══ Data

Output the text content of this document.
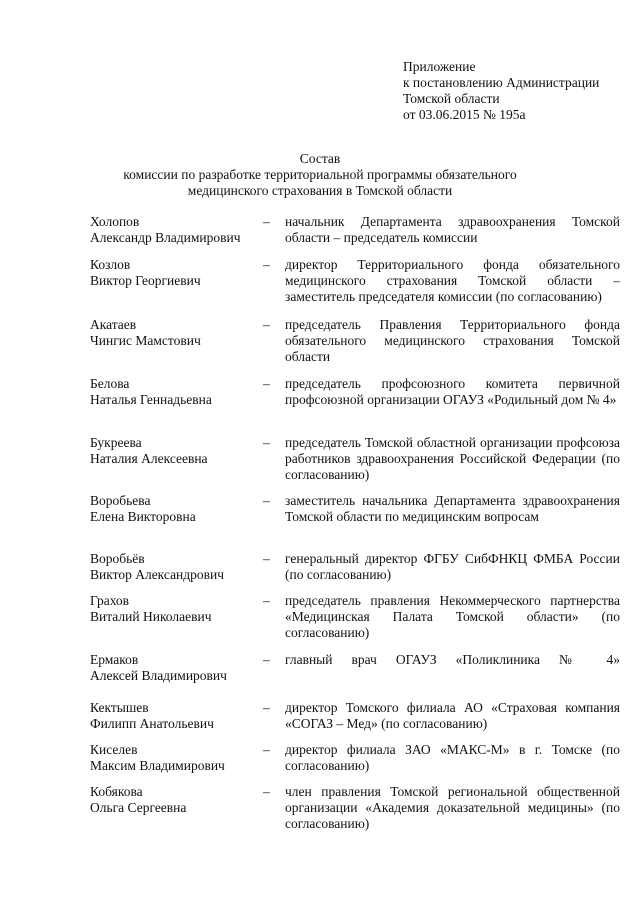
Приложение
к постановлению Администрации
Томской области
от 03.06.2015 № 195а
Состав
комиссии по разработке территориальной программы обязательного
медицинского страхования в Томской области
Холопов
Александр Владимирович
–	начальник Департамента здравоохранения Томской области – председатель комиссии
Козлов
Виктор Георгиевич
–	директор Территориального фонда обязательного медицинского страхования Томской области – заместитель председателя комиссии (по согласованию)
Акатаев
Чингис Мамстович
–	председатель Правления Территориального фонда обязательного медицинского страхования Томской области
Белова
Наталья Геннадьевна
–	председатель профсоюзного комитета первичной профсоюзной организации ОГАУЗ «Родильный дом № 4»
Букреева
Наталия Алексеевна
–	председатель Томской областной организации профсоюза работников здравоохранения Российской Федерации (по согласованию)
Воробьева
Елена Викторовна
–	заместитель начальника Департамента здравоохранения Томской области по медицинским вопросам
Воробьёв
Виктор Александрович
–	генеральный директор ФГБУ СибФНКЦ ФМБА России (по согласованию)
Грахов
Виталий Николаевич
–	председатель правления Некоммерческого партнерства «Медицинская Палата Томской области» (по согласованию)
Ермаков
Алексей Владимирович
–	главный врач ОГАУЗ «Поликлиника № 4»
Кектышев
Филипп Анатольевич
–	директор Томского филиала АО «Страховая компания «СОГАЗ – Мед» (по согласованию)
Киселев
Максим Владимирович
–	директор филиала ЗАО «МАКС-М» в г. Томске (по согласованию)
Кобякова
Ольга Сергеевна
–	член правления Томской региональной общественной организации «Академия доказательной медицины» (по согласованию)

════

**The task:** Copy out the records above in full, exactly as written, but not the pictures.

**Solution for this exercise:**
Output the text content of this document.
Приложение
к постановлению Администрации
Томской области
от 03.06.2015 № 195а
Состав
комиссии по разработке территориальной программы обязательного
медицинского страхования в Томской области
Холопов
Александр Владимирович
–	начальник Департамента здравоохранения Томской области – председатель комиссии
Козлов
Виктор Георгиевич
–	директор Территориального фонда обязательного медицинского страхования Томской области – заместитель председателя комиссии (по согласованию)
Акатаев
Чингис Мамстович
–	председатель Правления Территориального фонда обязательного медицинского страхования Томской области
Белова
Наталья Геннадьевна
–	председатель профсоюзного комитета первичной профсоюзной организации ОГАУЗ «Родильный дом № 4»
Букреева
Наталия Алексеевна
–	председатель Томской областной организации профсоюза работников здравоохранения Российской Федерации (по согласованию)
Воробьева
Елена Викторовна
–	заместитель начальника Департамента здравоохранения Томской области по медицинским вопросам
Воробьёв
Виктор Александрович
–	генеральный директор ФГБУ СибФНКЦ ФМБА России (по согласованию)
Грахов
Виталий Николаевич
–	председатель правления Некоммерческого партнерства «Медицинская Палата Томской области» (по согласованию)
Ермаков
Алексей Владимирович
–	главный врач ОГАУЗ «Поликлиника № 4»
Кектышев
Филипп Анатольевич
–	директор Томского филиала АО «Страховая компания «СОГАЗ – Мед» (по согласованию)
Киселев
Максим Владимирович
–	директор филиала ЗАО «МАКС-М» в г. Томске (по согласованию)
Кобякова
Ольга Сергеевна
–	член правления Томской региональной общественной организации «Академия доказательной медицины» (по согласованию)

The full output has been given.